[Extracted data entries]
════════════════════

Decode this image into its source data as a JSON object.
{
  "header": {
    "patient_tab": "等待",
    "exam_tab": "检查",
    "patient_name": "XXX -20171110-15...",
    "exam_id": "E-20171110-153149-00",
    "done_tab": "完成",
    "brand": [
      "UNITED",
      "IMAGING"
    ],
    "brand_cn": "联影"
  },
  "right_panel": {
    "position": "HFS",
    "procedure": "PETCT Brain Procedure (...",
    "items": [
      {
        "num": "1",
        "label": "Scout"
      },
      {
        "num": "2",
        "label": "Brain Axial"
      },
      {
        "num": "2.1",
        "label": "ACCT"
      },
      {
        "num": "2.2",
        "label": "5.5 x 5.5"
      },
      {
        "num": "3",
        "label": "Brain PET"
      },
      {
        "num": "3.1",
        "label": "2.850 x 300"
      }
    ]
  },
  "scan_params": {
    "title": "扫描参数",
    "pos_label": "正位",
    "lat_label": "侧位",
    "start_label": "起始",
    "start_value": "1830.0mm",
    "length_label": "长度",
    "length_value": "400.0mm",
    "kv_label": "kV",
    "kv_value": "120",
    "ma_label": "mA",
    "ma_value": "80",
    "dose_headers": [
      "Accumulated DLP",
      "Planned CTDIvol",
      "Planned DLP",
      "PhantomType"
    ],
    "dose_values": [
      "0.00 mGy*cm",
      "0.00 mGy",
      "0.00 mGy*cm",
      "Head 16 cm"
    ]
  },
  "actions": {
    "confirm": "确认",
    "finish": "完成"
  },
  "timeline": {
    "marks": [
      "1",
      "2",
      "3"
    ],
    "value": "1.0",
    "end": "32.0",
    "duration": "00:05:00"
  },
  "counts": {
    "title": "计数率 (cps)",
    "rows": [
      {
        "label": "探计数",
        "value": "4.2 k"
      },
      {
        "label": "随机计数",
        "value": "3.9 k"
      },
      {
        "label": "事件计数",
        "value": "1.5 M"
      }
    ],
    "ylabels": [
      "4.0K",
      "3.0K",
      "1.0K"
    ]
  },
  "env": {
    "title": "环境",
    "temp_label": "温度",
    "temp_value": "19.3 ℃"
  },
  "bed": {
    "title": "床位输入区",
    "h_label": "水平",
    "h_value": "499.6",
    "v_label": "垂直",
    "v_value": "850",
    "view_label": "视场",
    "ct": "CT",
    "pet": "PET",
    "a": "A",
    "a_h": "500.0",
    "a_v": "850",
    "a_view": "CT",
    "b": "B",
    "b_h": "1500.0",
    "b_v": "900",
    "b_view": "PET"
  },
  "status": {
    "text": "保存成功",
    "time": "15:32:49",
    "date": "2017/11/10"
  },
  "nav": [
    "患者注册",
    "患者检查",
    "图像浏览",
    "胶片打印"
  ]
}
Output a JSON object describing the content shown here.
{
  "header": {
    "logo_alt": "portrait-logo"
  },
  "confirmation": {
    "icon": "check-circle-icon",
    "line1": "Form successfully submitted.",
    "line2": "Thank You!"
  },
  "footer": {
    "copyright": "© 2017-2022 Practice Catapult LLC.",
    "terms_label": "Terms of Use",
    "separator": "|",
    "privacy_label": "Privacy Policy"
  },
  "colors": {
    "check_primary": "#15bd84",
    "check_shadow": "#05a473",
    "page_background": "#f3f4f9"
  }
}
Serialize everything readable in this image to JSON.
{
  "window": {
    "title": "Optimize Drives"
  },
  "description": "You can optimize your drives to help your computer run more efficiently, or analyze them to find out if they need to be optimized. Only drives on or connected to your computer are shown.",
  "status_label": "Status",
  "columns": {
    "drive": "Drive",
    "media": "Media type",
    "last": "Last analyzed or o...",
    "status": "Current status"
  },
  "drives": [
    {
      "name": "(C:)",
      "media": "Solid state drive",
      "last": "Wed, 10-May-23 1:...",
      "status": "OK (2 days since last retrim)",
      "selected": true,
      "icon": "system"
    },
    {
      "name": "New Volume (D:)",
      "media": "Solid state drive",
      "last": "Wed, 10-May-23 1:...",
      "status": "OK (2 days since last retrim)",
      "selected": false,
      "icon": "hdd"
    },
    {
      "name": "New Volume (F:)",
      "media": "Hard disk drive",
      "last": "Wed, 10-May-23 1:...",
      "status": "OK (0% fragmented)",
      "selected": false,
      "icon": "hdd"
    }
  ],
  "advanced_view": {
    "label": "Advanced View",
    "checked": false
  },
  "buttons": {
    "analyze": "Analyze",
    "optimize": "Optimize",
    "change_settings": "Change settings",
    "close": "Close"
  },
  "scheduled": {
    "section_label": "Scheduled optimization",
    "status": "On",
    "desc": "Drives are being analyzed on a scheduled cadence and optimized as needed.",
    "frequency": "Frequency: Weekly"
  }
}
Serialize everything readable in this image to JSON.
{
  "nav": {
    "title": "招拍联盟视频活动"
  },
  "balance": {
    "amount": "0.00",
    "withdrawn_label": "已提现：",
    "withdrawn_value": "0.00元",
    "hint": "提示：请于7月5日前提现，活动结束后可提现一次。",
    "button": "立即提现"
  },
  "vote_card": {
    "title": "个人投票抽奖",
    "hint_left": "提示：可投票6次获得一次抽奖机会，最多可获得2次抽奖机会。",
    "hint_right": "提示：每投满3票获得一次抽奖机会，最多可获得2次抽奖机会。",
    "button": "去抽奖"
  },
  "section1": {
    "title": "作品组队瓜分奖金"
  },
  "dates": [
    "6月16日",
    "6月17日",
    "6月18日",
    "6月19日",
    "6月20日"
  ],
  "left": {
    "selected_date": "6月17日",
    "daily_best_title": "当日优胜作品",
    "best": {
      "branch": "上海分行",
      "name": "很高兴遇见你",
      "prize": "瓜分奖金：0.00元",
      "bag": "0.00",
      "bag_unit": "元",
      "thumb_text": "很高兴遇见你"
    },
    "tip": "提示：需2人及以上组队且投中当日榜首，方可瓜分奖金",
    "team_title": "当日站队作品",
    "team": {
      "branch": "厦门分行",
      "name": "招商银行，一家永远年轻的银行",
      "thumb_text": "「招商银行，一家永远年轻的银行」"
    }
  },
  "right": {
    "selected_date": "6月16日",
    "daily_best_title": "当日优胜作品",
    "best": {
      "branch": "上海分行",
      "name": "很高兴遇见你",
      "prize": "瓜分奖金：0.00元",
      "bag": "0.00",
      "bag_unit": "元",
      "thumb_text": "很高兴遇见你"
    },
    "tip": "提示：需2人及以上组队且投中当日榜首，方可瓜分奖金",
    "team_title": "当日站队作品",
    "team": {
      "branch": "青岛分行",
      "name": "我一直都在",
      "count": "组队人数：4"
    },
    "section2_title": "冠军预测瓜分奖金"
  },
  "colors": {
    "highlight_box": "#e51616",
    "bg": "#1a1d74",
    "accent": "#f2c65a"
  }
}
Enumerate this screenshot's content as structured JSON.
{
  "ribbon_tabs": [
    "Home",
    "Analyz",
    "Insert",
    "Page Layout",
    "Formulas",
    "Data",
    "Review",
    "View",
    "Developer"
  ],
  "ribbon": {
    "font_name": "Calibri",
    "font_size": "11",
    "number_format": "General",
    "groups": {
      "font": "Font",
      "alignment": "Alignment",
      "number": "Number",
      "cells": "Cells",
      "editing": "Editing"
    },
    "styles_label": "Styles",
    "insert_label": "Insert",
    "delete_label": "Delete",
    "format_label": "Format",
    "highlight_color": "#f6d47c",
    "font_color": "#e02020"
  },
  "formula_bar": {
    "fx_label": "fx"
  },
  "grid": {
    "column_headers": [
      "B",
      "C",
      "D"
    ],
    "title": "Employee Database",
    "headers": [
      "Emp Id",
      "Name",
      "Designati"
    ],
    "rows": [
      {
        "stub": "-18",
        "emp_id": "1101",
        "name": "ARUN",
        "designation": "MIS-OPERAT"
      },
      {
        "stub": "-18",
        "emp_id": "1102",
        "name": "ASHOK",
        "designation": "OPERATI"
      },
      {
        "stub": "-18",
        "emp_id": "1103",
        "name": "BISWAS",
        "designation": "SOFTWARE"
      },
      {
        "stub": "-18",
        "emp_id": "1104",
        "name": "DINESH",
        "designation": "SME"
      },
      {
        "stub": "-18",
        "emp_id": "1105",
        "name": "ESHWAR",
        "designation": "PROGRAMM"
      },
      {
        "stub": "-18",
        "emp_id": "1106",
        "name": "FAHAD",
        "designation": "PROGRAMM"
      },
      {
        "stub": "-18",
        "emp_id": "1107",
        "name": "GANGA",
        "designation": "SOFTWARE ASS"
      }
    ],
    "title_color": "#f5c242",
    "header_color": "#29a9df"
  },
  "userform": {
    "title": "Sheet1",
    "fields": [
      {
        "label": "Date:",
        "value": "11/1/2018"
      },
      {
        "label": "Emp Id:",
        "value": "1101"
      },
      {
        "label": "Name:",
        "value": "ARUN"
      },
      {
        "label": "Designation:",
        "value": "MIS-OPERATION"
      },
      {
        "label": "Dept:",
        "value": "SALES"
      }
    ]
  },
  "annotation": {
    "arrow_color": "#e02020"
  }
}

════════════════════

Using the listing above, return all lines where the word "Brain" occurs.

__Answer in full__
    "procedure": "PETCT Brain Procedure (...",
        "label": "Brain Axial"
        "label": "Brain PET"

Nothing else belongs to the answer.